Data listing =
-----

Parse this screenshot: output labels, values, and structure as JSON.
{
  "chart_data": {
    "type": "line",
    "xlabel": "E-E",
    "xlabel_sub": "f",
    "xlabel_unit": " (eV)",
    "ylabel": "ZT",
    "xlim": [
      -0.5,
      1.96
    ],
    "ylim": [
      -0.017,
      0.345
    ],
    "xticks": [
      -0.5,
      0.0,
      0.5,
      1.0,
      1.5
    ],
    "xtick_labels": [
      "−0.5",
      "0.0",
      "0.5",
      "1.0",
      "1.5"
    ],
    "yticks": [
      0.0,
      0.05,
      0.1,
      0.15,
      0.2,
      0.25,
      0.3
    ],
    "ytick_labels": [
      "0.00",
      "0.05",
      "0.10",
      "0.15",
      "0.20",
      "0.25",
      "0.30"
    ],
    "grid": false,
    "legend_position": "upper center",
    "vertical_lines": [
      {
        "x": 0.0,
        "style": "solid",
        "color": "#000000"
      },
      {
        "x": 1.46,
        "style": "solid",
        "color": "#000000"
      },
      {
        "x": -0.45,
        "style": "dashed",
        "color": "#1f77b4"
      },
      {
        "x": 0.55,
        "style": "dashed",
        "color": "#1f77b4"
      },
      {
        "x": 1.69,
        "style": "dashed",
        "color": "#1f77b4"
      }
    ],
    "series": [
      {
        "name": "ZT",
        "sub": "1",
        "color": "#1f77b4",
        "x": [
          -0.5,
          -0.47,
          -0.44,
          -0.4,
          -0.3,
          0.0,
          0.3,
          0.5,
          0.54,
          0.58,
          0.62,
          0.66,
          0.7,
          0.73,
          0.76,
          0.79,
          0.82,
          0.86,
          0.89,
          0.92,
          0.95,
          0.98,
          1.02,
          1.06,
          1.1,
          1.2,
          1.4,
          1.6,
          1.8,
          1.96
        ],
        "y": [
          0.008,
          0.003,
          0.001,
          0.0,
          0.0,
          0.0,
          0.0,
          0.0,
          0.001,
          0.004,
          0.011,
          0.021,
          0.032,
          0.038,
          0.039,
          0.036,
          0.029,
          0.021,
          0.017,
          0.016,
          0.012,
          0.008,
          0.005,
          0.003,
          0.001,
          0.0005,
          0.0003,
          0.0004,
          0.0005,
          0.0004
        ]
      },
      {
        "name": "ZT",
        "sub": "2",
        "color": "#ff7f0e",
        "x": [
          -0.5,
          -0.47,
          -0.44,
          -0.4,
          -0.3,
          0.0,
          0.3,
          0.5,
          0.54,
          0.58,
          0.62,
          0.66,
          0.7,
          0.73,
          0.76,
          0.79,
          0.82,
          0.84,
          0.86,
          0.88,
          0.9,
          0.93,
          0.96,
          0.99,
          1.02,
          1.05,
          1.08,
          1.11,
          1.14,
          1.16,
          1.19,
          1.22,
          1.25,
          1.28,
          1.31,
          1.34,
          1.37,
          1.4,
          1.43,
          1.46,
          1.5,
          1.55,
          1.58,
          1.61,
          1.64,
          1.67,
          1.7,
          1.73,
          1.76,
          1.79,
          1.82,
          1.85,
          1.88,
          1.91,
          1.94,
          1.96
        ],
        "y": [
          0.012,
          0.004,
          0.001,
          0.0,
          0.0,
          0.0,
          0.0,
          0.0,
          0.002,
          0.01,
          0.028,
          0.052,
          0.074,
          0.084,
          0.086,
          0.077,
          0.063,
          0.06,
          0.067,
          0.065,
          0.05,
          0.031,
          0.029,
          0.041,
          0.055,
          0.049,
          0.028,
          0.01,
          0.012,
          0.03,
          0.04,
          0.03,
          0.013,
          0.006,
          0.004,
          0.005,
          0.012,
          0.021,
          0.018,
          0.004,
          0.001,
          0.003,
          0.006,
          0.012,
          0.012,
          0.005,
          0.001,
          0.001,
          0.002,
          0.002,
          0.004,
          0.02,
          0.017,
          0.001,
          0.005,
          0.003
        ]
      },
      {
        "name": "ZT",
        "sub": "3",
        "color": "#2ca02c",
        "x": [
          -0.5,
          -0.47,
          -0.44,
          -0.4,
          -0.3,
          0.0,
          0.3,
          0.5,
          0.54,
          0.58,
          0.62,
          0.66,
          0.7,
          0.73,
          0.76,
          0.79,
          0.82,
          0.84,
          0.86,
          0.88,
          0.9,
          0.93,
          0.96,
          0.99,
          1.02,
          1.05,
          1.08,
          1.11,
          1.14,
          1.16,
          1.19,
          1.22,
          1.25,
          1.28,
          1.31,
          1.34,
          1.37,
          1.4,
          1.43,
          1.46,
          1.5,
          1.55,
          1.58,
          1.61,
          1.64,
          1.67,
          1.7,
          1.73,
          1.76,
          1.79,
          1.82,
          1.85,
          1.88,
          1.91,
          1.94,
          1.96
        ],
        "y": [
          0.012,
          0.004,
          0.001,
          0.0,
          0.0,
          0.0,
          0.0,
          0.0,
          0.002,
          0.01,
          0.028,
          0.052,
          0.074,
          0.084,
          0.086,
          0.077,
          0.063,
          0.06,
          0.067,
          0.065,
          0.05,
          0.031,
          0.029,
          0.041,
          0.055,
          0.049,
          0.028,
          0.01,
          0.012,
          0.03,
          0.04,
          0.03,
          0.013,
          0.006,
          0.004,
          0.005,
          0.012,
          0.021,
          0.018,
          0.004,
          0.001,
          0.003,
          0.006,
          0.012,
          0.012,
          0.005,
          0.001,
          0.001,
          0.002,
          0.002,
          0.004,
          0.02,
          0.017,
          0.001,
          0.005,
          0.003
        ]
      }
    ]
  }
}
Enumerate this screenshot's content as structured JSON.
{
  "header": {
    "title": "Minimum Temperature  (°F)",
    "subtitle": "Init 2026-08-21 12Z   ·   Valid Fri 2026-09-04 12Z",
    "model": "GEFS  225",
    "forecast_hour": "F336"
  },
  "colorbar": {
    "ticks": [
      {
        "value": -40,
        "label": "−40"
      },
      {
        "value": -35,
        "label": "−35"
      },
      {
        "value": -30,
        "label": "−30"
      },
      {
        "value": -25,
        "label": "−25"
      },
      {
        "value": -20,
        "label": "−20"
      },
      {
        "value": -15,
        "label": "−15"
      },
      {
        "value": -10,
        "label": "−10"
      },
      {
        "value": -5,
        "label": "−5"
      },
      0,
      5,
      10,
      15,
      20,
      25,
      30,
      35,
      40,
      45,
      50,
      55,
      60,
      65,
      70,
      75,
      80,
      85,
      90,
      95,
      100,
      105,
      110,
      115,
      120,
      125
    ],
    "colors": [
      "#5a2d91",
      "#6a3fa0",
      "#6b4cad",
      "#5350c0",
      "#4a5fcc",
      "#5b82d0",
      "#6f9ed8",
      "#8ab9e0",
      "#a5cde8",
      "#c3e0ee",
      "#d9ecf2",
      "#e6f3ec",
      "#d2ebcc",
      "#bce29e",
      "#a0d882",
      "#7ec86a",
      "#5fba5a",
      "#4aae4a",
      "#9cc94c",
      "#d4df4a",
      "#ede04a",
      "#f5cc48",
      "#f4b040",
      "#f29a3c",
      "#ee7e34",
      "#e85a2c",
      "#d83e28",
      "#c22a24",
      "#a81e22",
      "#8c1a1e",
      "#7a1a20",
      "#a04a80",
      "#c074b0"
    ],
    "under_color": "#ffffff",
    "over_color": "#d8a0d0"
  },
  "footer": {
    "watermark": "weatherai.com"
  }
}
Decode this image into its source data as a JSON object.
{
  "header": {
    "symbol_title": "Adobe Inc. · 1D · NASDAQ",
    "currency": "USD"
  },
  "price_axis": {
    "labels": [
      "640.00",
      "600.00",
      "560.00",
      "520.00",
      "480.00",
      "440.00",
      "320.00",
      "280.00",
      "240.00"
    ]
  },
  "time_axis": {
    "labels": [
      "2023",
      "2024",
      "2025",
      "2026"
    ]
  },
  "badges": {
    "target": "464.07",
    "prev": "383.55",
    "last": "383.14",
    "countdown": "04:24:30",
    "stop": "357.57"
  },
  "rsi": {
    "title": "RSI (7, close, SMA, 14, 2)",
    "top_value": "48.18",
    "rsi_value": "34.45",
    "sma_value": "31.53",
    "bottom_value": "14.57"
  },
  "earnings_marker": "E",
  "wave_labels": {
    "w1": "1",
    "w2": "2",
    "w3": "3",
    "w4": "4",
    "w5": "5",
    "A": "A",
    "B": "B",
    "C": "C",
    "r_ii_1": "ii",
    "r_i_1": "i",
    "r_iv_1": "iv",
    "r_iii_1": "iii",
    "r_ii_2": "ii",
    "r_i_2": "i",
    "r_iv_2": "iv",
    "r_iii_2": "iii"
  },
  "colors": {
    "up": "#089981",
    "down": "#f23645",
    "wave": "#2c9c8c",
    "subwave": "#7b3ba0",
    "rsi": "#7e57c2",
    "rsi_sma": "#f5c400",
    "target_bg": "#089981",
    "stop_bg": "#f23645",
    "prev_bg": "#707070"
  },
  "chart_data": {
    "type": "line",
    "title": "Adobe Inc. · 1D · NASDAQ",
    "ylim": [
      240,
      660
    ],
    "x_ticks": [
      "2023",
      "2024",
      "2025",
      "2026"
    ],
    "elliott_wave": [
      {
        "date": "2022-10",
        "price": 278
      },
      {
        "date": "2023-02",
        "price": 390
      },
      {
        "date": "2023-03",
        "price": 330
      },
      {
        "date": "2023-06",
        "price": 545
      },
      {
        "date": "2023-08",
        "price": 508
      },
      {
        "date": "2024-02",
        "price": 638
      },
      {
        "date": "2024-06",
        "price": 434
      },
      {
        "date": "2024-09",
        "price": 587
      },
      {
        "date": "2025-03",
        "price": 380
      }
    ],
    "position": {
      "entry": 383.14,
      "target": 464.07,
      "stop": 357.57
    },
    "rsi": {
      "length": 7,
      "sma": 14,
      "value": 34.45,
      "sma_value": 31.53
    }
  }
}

-----

TASK TO COMPLETE = Search the preceding listing for "JSON" and extract every line where it is found.

SOLVED EXERCISE =
Parse this screenshot: output labels, values, and structure as JSON.
Enumerate this screenshot's content as structured JSON.
Decode this image into its source data as a JSON object.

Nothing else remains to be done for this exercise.